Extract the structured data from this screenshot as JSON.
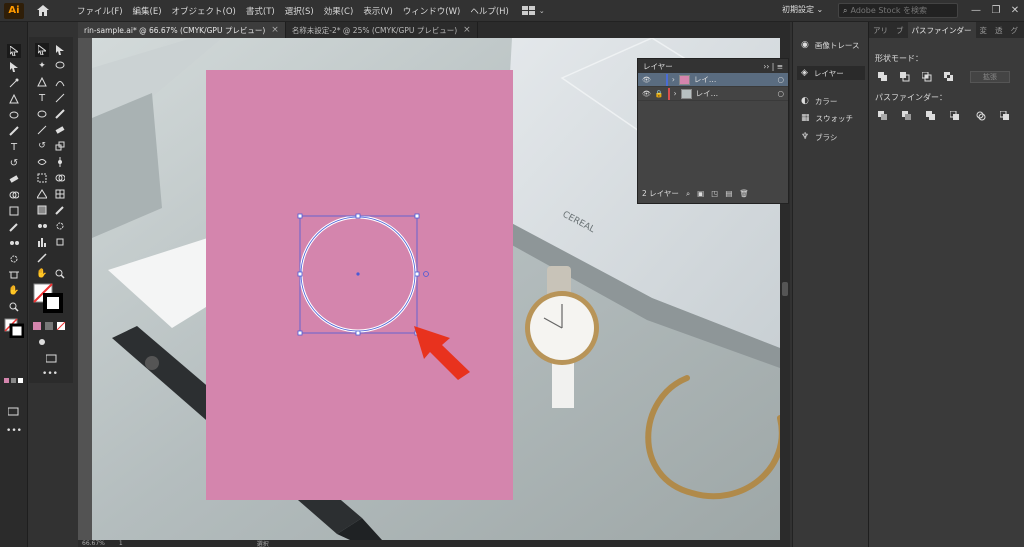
{
  "app": {
    "logo": "Ai"
  },
  "menu": [
    "ファイル(F)",
    "編集(E)",
    "オブジェクト(O)",
    "書式(T)",
    "選択(S)",
    "効果(C)",
    "表示(V)",
    "ウィンドウ(W)",
    "ヘルプ(H)"
  ],
  "workspace": "初期設定",
  "search": {
    "placeholder": "Adobe Stock を検索"
  },
  "tabs": [
    {
      "label": "rin-sample.ai* @ 66.67% (CMYK/GPU プレビュー)",
      "close": "×"
    },
    {
      "label": "名称未設定-2* @ 25% (CMYK/GPU プレビュー)",
      "close": "×"
    }
  ],
  "layers_panel": {
    "title": "レイヤー",
    "layers": [
      {
        "name": "レイ…",
        "color": "#d485ad"
      },
      {
        "name": "レイ…",
        "color": "#d94f4f"
      }
    ],
    "count_label": "2 レイヤー"
  },
  "dock": {
    "items": [
      "画像トレース",
      "レイヤー",
      "カラー",
      "スウォッチ",
      "ブラシ"
    ]
  },
  "right_panel": {
    "tabs": [
      "アリ",
      "ブ",
      "パスファインダー",
      "変",
      "透",
      "グ"
    ],
    "shape_mode_label": "形状モード：",
    "expand_label": "拡張",
    "pathfinder_label": "パスファインダー："
  },
  "status": {
    "zoom": "66.67%",
    "page": "1",
    "mode": "選択"
  },
  "colors": {
    "artboard": "#d485ad",
    "selection": "#4a5bd6",
    "arrow": "#e8321e"
  }
}
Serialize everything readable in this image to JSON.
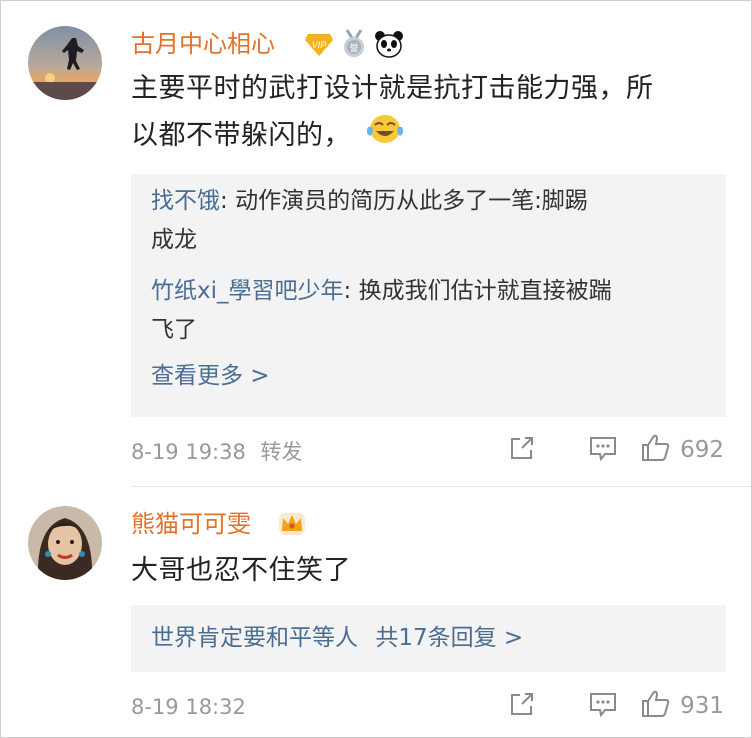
{
  "comments": [
    {
      "username": "古月中心相心",
      "badges": [
        "vip-diamond-icon",
        "medal-icon",
        "panda-icon"
      ],
      "text_line1": "主要平时的武打设计就是抗打击能力强，所",
      "text_line2": "以都不带躲闪的，",
      "emoji": "laugh-cry-emoji",
      "replies": [
        {
          "name": "找不饿",
          "sep": ": ",
          "text_line1": "动作演员的简历从此多了一笔:脚踢",
          "text_line2": "成龙"
        },
        {
          "name": "竹纸xi_學習吧少年",
          "sep": ": ",
          "text_line1": "换成我们估计就直接被踹",
          "text_line2": "飞了"
        }
      ],
      "more_label": "查看更多 >",
      "time": "8-19 19:38",
      "forward_label": "转发",
      "like_count": "692"
    },
    {
      "username": "熊猫可可雯",
      "badges": [
        "crown-icon"
      ],
      "text_line1": "大哥也忍不住笑了",
      "reply_summary_names": "世界肯定要和平等人",
      "reply_summary_count": "共17条回复 >",
      "time": "8-19 18:32",
      "like_count": "931"
    }
  ],
  "colors": {
    "username": "#e0722b",
    "reply_name": "#4a6d94",
    "meta": "#999999",
    "reply_bg": "#f3f3f3"
  }
}
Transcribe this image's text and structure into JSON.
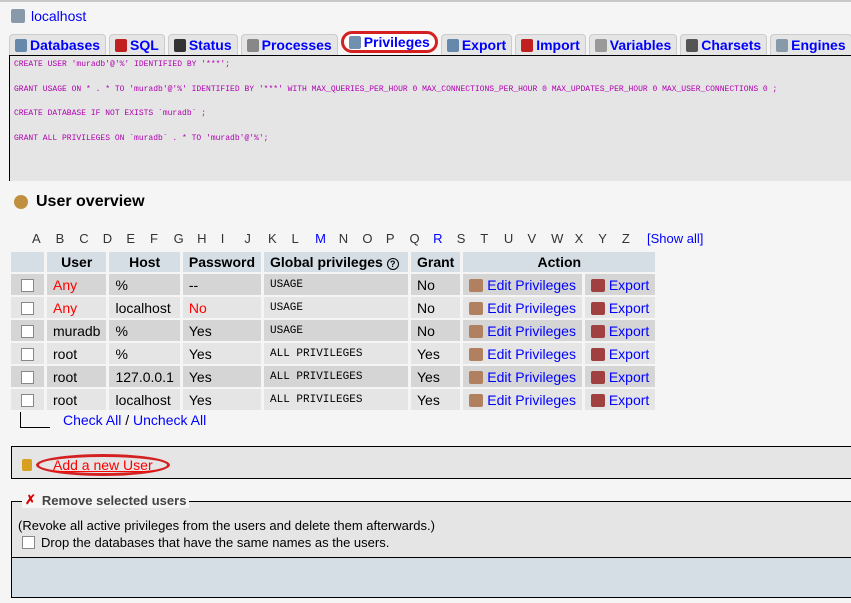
{
  "server": {
    "name": "localhost",
    "icon": "server-icon"
  },
  "tabs": [
    {
      "label": "Databases",
      "icon": "database-icon"
    },
    {
      "label": "SQL",
      "icon": "sql-icon"
    },
    {
      "label": "Status",
      "icon": "traffic-light-icon"
    },
    {
      "label": "Processes",
      "icon": "gears-icon"
    },
    {
      "label": "Privileges",
      "icon": "users-icon",
      "active": true
    },
    {
      "label": "Export",
      "icon": "export-icon"
    },
    {
      "label": "Import",
      "icon": "import-icon"
    },
    {
      "label": "Variables",
      "icon": "variables-icon"
    },
    {
      "label": "Charsets",
      "icon": "charsets-icon"
    },
    {
      "label": "Engines",
      "icon": "engines-icon"
    }
  ],
  "sql": [
    "CREATE USER 'muradb'@'%' IDENTIFIED BY '***';",
    "GRANT USAGE ON * . * TO 'muradb'@'%' IDENTIFIED BY '***' WITH MAX_QUERIES_PER_HOUR 0 MAX_CONNECTIONS_PER_HOUR 0 MAX_UPDATES_PER_HOUR 0 MAX_USER_CONNECTIONS 0 ;",
    "CREATE DATABASE IF NOT EXISTS `muradb` ;",
    "GRANT ALL PRIVILEGES ON `muradb` . * TO 'muradb'@'%';"
  ],
  "overview": {
    "title": "User overview"
  },
  "alphabet": [
    "A",
    "B",
    "C",
    "D",
    "E",
    "F",
    "G",
    "H",
    "I",
    "J",
    "K",
    "L",
    "M",
    "N",
    "O",
    "P",
    "Q",
    "R",
    "S",
    "T",
    "U",
    "V",
    "W",
    "X",
    "Y",
    "Z"
  ],
  "alphabet_links": [
    "M",
    "R"
  ],
  "show_all": "[Show all]",
  "table": {
    "headers": [
      "User",
      "Host",
      "Password",
      "Global privileges",
      "Grant",
      "Action"
    ],
    "edit_label": "Edit Privileges",
    "export_label": "Export",
    "rows": [
      {
        "user": "Any",
        "host": "%",
        "password": "--",
        "priv": "USAGE",
        "grant": "No",
        "user_red": true
      },
      {
        "user": "Any",
        "host": "localhost",
        "password": "No",
        "priv": "USAGE",
        "grant": "No",
        "user_red": true,
        "pw_red": true
      },
      {
        "user": "muradb",
        "host": "%",
        "password": "Yes",
        "priv": "USAGE",
        "grant": "No"
      },
      {
        "user": "root",
        "host": "%",
        "password": "Yes",
        "priv": "ALL PRIVILEGES",
        "grant": "Yes"
      },
      {
        "user": "root",
        "host": "127.0.0.1",
        "password": "Yes",
        "priv": "ALL PRIVILEGES",
        "grant": "Yes"
      },
      {
        "user": "root",
        "host": "localhost",
        "password": "Yes",
        "priv": "ALL PRIVILEGES",
        "grant": "Yes"
      }
    ]
  },
  "check_all": "Check All",
  "separator": "/",
  "uncheck_all": "Uncheck All",
  "add_user": "Add a new User",
  "remove": {
    "legend": "Remove selected users",
    "note": "(Revoke all active privileges from the users and delete them afterwards.)",
    "drop_label": "Drop the databases that have the same names as the users."
  }
}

◆ **WHAT IS BEING ASKED**
Extract each line holding the word "CREATE" from the records.

◆ **ANSWER TO THE PROBLEM**
    "CREATE USER 'muradb'@'%' IDENTIFIED BY '***';",
    "CREATE DATABASE IF NOT EXISTS `muradb` ;",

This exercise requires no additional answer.